* **Problem to solve**:
Pull each line containing "Firefox" out of the data and copy it.

Dataset records:
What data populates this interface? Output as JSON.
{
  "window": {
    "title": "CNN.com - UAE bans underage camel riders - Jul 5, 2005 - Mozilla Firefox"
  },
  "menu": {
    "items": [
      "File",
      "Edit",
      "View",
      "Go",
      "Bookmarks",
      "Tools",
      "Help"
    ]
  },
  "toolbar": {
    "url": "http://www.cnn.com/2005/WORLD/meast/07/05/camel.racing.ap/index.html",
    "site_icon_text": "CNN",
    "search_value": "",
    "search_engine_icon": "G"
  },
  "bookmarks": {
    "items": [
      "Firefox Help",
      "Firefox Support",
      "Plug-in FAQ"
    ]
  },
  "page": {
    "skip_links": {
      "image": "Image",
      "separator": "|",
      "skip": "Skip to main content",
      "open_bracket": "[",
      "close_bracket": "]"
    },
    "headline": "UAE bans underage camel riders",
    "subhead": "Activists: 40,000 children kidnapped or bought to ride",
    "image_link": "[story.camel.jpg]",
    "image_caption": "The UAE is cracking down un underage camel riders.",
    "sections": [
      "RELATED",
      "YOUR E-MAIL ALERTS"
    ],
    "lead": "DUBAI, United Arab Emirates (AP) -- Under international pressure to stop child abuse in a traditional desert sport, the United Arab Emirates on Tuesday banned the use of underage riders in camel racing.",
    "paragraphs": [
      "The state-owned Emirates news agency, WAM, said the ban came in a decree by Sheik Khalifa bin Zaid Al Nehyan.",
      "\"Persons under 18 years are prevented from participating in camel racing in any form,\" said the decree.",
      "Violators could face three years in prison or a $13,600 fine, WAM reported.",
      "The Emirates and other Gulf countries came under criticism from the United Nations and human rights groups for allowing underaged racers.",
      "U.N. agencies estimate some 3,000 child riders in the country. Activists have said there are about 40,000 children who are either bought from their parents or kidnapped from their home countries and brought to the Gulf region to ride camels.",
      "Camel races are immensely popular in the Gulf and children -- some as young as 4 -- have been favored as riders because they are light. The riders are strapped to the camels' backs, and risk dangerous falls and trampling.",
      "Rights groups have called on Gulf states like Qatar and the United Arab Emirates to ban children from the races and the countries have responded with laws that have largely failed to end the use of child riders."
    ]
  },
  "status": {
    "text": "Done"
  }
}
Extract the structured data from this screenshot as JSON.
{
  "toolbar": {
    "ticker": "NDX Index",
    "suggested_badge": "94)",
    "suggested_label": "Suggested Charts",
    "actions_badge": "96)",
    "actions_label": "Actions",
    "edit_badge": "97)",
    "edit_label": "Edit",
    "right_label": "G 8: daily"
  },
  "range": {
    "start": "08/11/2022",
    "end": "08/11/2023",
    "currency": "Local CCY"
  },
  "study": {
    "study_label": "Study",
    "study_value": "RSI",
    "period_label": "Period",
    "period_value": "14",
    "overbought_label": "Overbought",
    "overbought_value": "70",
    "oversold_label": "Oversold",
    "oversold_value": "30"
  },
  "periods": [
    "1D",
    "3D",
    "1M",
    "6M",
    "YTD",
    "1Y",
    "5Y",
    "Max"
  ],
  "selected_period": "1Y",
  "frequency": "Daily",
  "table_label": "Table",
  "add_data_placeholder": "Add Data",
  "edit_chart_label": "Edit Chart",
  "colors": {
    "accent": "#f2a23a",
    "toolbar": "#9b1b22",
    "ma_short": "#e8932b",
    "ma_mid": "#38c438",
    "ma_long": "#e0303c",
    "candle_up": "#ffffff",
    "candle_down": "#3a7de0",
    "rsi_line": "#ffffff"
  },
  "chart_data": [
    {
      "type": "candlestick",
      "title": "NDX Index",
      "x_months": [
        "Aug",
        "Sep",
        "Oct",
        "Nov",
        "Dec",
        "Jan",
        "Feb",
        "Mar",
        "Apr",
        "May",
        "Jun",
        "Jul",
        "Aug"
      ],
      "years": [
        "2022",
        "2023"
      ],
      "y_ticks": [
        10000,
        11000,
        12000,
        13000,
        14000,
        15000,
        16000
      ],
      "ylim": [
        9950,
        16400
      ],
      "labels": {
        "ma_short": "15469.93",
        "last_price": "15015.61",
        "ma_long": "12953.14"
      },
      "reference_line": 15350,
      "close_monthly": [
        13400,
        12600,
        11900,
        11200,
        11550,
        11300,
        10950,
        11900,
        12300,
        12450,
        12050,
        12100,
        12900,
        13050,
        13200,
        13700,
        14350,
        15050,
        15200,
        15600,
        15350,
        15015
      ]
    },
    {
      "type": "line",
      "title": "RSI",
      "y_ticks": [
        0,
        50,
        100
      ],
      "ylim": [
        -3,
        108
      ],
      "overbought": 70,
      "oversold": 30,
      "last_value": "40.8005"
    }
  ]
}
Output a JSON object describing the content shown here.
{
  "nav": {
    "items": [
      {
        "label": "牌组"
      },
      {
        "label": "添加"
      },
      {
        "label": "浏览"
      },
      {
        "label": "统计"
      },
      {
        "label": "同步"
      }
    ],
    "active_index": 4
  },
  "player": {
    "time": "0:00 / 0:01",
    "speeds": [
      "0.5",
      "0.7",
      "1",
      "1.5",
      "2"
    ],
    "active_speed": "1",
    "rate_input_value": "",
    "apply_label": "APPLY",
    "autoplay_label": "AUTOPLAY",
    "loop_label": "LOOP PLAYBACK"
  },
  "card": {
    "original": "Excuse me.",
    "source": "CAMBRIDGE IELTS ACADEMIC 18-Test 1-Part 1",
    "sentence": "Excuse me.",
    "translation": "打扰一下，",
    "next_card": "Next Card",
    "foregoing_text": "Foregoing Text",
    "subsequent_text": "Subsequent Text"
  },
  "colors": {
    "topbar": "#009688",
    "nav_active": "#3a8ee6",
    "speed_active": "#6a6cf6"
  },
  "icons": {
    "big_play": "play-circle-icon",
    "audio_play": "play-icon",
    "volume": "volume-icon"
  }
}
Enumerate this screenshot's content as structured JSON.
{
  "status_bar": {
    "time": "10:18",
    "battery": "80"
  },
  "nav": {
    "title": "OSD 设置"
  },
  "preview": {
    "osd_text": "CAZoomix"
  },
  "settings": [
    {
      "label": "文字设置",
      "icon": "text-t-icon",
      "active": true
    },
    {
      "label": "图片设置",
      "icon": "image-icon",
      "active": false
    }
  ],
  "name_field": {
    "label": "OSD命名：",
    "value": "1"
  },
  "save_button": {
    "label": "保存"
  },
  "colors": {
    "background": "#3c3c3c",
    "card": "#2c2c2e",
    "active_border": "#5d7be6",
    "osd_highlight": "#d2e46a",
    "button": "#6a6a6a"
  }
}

* **Finished task**:
    "title": "CNN.com - UAE bans underage camel riders - Jul 5, 2005 - Mozilla Firefox"
      "Firefox Help",
      "Firefox Support",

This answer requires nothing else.